(Data entries)
——

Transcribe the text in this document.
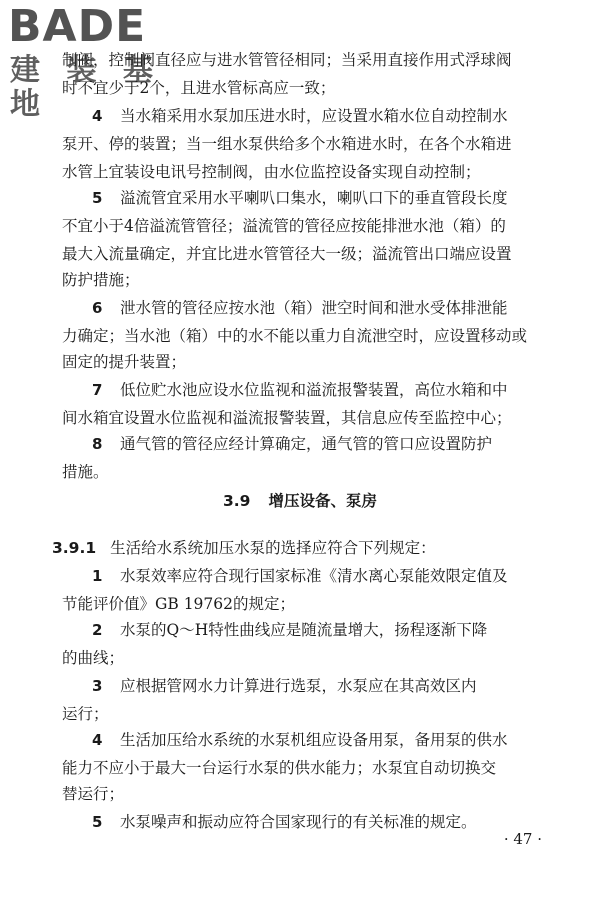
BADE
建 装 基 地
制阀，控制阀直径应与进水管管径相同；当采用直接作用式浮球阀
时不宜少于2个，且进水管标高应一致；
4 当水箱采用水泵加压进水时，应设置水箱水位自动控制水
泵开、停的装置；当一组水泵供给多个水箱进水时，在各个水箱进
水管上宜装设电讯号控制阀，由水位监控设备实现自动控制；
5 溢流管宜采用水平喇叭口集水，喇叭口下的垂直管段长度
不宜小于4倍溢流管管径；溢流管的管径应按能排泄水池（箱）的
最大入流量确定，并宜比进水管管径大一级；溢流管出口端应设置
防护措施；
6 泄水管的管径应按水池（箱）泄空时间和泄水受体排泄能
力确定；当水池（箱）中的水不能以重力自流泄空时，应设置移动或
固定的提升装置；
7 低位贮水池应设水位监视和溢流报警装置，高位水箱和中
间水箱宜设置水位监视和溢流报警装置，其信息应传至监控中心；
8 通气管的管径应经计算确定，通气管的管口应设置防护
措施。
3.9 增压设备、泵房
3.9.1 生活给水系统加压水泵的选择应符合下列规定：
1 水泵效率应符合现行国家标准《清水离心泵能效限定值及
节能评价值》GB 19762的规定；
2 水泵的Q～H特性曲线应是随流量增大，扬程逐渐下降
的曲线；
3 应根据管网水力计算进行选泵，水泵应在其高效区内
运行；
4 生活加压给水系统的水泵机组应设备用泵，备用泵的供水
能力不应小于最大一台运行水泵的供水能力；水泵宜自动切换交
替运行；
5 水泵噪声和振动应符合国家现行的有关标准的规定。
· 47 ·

——

## Exercise instructions:
Retype each entry precisely. Skip images entirely.

## Written answer:
Transcribe the text in this document.
BADE
建 装 基 地
制阀，控制阀直径应与进水管管径相同；当采用直接作用式浮球阀
时不宜少于2个，且进水管标高应一致；
4 当水箱采用水泵加压进水时，应设置水箱水位自动控制水
泵开、停的装置；当一组水泵供给多个水箱进水时，在各个水箱进
水管上宜装设电讯号控制阀，由水位监控设备实现自动控制；
5 溢流管宜采用水平喇叭口集水，喇叭口下的垂直管段长度
不宜小于4倍溢流管管径；溢流管的管径应按能排泄水池（箱）的
最大入流量确定，并宜比进水管管径大一级；溢流管出口端应设置
防护措施；
6 泄水管的管径应按水池（箱）泄空时间和泄水受体排泄能
力确定；当水池（箱）中的水不能以重力自流泄空时，应设置移动或
固定的提升装置；
7 低位贮水池应设水位监视和溢流报警装置，高位水箱和中
间水箱宜设置水位监视和溢流报警装置，其信息应传至监控中心；
8 通气管的管径应经计算确定，通气管的管口应设置防护
措施。
3.9 增压设备、泵房
3.9.1 生活给水系统加压水泵的选择应符合下列规定：
1 水泵效率应符合现行国家标准《清水离心泵能效限定值及
节能评价值》GB 19762的规定；
2 水泵的Q～H特性曲线应是随流量增大，扬程逐渐下降
的曲线；
3 应根据管网水力计算进行选泵，水泵应在其高效区内
运行；
4 生活加压给水系统的水泵机组应设备用泵，备用泵的供水
能力不应小于最大一台运行水泵的供水能力；水泵宜自动切换交
替运行；
5 水泵噪声和振动应符合国家现行的有关标准的规定。
· 47 ·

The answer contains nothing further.